Stored data entries
>> START

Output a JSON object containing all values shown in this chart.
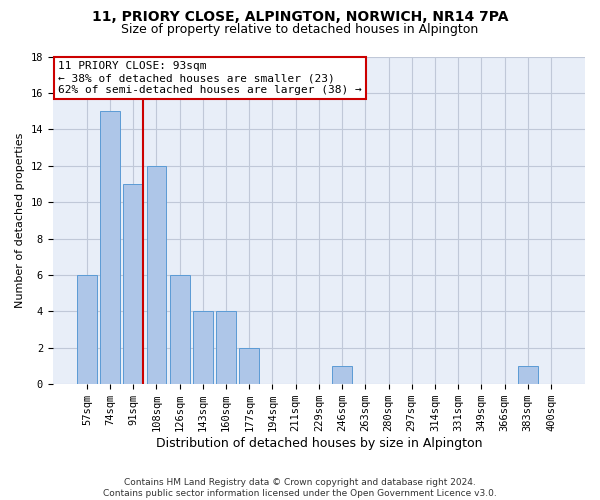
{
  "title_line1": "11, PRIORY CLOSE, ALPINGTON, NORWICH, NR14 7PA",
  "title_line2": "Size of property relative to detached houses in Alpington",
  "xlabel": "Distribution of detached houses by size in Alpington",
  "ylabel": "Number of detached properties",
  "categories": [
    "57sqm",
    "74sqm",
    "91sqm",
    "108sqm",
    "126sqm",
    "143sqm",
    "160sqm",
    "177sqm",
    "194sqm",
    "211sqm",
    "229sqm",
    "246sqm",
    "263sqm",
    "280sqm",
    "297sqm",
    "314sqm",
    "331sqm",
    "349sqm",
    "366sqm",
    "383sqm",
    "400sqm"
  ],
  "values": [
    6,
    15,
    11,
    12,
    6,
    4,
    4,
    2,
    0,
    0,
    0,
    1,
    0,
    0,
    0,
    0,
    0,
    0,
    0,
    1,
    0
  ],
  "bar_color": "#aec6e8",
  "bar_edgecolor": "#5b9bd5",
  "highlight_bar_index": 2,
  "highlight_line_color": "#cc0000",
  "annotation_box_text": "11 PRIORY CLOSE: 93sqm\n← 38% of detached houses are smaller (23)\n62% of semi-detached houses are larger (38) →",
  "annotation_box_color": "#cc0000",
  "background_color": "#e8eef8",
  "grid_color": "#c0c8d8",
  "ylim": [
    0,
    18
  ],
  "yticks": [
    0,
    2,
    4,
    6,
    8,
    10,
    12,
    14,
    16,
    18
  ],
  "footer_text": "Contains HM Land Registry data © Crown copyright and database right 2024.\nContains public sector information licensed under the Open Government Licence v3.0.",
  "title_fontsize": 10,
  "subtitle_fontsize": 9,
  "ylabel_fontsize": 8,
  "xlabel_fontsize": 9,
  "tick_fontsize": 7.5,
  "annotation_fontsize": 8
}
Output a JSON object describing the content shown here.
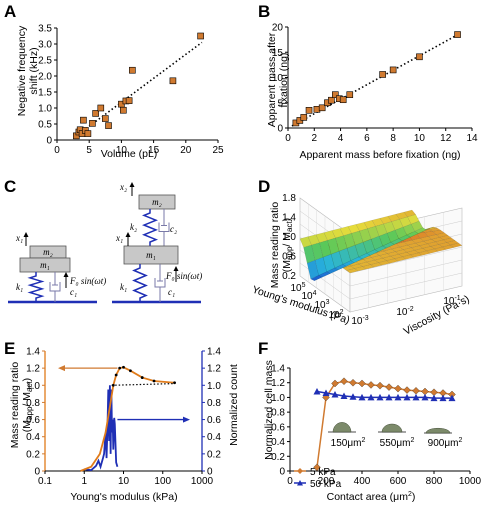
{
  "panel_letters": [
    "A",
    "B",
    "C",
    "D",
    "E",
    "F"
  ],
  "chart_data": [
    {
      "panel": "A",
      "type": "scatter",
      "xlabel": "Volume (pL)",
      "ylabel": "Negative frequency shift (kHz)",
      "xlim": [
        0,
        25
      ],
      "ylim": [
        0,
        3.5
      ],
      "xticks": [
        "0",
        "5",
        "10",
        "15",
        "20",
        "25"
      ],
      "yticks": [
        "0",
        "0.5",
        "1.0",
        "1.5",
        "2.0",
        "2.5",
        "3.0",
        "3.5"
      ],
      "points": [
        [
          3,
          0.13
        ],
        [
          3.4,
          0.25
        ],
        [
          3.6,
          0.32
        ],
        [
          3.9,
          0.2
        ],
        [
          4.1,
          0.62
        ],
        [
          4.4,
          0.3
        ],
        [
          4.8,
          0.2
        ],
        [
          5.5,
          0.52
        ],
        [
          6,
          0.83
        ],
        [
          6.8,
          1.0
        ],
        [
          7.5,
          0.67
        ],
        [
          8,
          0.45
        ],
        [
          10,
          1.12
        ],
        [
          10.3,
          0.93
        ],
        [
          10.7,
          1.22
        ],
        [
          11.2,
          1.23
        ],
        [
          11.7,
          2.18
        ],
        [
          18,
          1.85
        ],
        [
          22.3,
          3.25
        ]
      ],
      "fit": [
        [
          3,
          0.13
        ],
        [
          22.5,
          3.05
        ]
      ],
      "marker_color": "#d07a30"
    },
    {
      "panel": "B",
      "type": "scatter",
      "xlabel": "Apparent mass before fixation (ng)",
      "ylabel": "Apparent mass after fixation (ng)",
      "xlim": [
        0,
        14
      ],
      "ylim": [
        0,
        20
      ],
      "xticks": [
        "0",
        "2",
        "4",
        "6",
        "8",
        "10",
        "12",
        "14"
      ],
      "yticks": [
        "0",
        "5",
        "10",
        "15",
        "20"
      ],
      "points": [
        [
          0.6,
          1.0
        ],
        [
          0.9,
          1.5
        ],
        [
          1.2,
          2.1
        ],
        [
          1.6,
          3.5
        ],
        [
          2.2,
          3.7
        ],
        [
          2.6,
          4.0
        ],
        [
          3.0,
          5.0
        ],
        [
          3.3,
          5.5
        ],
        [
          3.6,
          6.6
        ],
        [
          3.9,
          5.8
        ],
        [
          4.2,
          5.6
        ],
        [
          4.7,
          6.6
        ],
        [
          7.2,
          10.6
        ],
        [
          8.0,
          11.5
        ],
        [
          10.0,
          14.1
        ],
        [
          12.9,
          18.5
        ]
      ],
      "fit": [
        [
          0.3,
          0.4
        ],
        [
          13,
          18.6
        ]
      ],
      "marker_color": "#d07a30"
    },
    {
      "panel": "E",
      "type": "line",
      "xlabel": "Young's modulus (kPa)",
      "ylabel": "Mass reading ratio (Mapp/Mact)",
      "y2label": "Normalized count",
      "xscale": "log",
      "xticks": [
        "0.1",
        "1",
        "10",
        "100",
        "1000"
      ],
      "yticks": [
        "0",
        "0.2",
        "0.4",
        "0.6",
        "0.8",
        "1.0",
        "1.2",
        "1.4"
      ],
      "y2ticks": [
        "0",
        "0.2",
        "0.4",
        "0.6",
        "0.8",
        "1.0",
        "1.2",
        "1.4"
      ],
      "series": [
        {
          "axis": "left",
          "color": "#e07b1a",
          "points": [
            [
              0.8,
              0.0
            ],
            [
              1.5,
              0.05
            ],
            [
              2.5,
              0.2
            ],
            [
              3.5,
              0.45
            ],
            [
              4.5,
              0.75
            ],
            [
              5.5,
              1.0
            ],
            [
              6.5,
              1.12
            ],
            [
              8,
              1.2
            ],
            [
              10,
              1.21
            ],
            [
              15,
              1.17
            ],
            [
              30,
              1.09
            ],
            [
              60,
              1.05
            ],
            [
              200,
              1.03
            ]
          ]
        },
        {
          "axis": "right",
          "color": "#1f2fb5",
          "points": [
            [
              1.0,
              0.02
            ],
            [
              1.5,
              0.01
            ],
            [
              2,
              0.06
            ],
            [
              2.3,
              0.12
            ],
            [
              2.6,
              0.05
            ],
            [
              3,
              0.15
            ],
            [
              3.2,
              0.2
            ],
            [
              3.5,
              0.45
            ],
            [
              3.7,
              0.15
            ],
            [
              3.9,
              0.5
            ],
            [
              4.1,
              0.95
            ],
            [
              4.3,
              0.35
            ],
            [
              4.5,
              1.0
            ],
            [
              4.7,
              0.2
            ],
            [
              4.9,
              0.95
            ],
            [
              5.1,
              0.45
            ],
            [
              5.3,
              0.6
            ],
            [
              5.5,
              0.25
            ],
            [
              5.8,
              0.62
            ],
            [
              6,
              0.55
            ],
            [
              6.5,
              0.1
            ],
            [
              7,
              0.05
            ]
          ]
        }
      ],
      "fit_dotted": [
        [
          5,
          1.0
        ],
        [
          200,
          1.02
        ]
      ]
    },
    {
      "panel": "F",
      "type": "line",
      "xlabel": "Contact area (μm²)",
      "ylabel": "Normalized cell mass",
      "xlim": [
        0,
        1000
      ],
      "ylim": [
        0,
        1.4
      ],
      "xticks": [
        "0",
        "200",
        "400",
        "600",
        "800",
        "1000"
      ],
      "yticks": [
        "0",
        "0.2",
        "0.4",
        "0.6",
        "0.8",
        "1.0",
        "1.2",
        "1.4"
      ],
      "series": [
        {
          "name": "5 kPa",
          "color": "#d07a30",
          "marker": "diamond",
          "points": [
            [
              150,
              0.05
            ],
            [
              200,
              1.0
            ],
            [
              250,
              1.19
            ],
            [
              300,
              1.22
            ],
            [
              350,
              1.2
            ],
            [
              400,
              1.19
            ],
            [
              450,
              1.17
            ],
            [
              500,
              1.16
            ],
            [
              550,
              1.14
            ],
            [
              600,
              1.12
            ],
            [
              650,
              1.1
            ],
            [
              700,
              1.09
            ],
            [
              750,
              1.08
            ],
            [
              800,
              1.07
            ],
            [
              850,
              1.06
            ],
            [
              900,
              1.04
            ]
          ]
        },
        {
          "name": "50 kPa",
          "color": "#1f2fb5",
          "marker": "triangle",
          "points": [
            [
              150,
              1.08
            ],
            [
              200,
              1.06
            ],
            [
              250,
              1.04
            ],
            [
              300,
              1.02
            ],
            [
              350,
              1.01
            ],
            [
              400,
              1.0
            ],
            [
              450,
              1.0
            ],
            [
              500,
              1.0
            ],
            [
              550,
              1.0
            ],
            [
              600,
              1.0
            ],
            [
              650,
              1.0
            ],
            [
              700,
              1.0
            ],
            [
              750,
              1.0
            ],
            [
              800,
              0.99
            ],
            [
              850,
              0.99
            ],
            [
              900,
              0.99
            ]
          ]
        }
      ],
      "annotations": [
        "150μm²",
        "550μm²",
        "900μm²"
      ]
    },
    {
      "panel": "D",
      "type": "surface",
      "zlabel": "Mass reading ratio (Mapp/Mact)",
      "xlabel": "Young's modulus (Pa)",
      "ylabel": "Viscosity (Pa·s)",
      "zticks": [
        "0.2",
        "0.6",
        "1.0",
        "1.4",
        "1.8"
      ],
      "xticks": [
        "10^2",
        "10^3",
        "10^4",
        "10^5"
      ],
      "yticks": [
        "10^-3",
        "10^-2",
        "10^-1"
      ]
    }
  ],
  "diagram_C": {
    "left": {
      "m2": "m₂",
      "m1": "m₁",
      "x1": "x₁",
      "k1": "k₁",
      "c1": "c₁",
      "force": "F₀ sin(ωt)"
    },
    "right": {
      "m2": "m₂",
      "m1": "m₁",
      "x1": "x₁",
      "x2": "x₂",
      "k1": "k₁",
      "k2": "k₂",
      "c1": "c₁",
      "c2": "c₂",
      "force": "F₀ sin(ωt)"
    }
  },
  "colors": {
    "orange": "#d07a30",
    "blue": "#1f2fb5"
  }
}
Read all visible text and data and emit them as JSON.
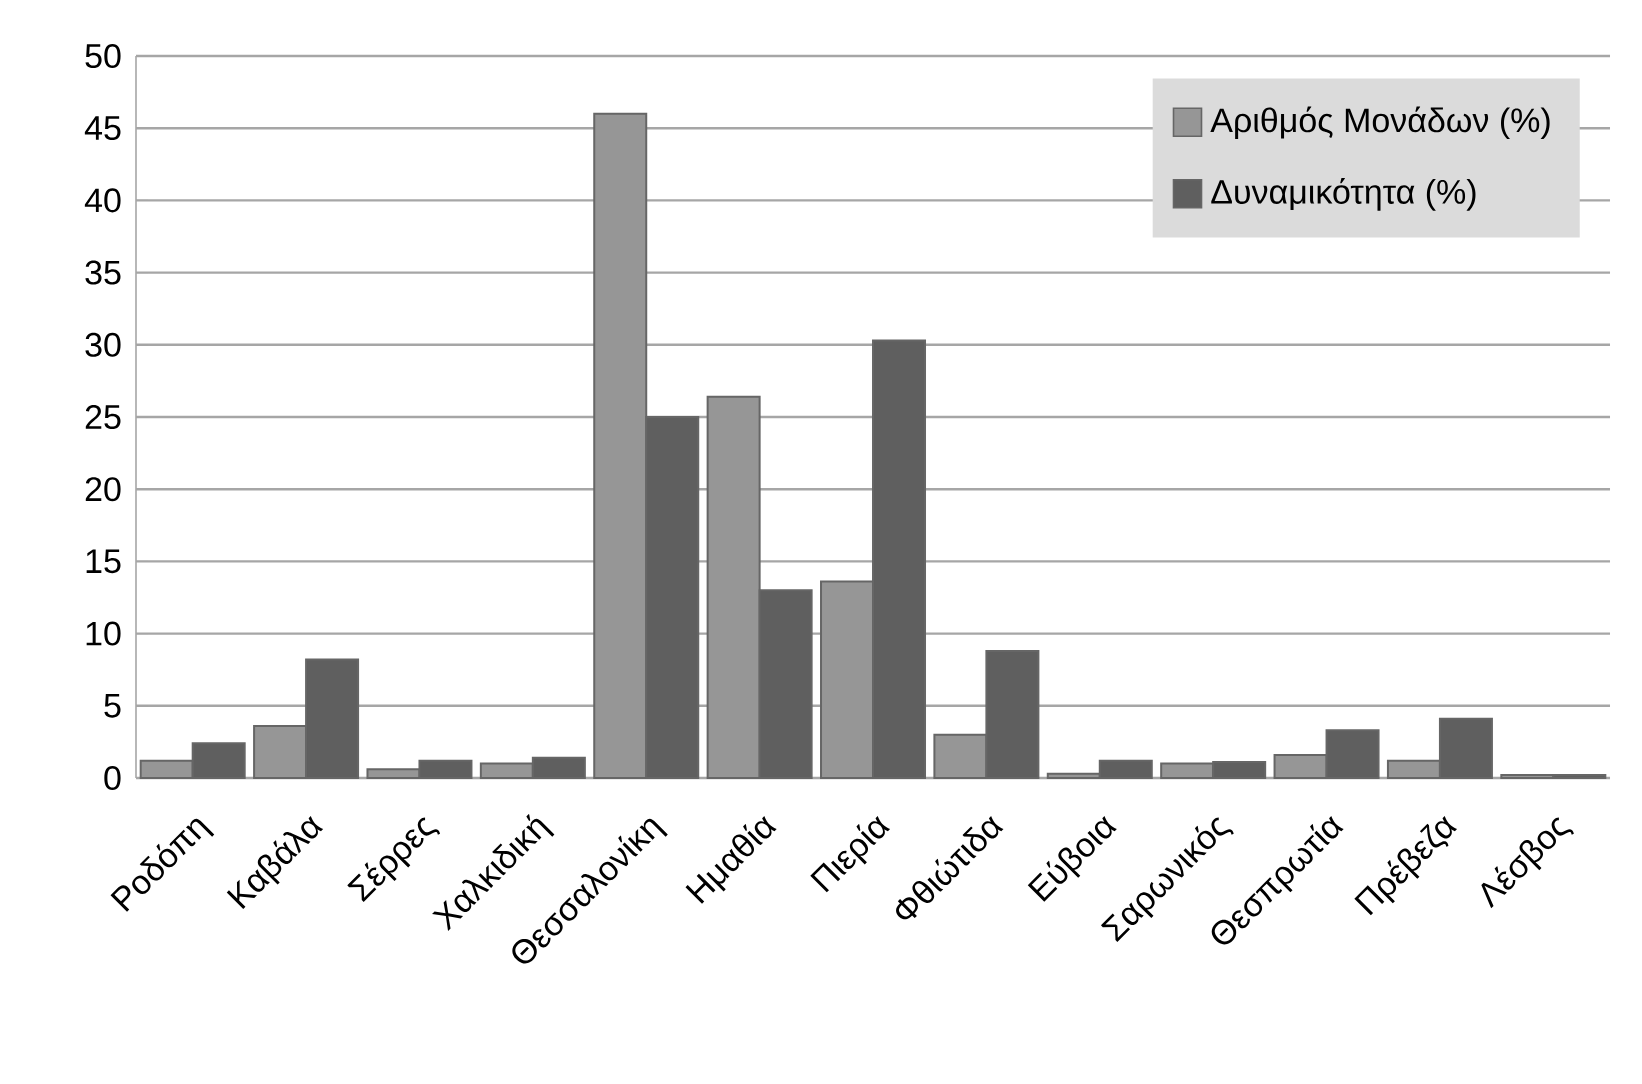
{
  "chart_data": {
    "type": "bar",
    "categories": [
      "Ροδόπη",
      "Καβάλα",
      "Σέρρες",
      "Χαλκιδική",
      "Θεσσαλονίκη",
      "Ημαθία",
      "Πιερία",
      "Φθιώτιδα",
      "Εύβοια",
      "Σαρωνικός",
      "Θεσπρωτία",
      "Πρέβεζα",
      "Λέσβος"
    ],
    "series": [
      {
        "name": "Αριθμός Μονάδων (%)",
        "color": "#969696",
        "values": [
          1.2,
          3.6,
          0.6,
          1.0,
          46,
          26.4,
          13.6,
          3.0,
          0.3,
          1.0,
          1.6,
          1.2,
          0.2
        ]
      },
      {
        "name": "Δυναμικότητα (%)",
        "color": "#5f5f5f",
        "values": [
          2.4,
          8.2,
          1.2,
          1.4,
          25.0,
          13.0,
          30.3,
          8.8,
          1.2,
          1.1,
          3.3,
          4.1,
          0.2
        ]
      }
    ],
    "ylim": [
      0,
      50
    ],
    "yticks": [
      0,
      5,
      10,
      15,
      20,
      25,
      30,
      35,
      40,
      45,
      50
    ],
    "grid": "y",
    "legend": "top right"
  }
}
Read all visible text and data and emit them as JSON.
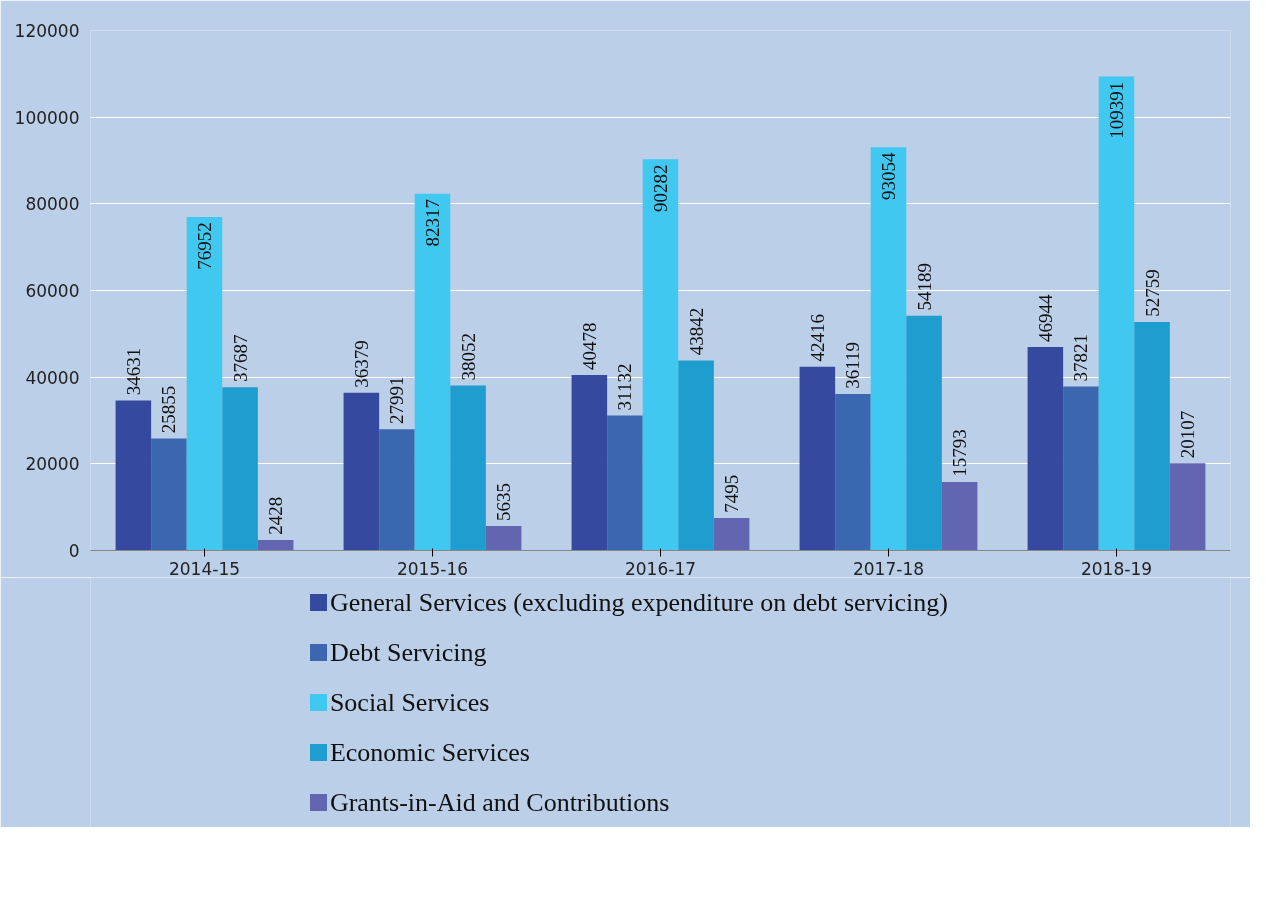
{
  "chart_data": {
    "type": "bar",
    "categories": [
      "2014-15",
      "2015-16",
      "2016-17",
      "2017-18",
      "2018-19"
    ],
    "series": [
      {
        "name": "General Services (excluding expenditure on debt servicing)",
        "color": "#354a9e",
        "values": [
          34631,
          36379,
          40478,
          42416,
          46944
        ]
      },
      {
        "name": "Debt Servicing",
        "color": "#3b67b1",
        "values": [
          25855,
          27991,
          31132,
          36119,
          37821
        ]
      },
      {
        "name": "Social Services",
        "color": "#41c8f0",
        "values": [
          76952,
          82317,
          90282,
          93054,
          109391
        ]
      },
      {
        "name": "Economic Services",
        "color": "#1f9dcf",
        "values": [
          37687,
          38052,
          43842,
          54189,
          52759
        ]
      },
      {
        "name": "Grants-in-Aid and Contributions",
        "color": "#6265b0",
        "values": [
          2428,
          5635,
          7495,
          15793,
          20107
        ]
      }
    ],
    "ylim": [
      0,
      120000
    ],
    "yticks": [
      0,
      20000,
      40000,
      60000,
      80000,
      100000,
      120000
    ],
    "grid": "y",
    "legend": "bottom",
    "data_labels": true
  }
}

>> END

_What you have to do:_ Extract each line from the listing that holds the word "Mapp".

_Written solution:_
      "ylabel": "Mass reading ratio (Mapp/Mact)",
      "zlabel": "Mass reading ratio (Mapp/Mact)",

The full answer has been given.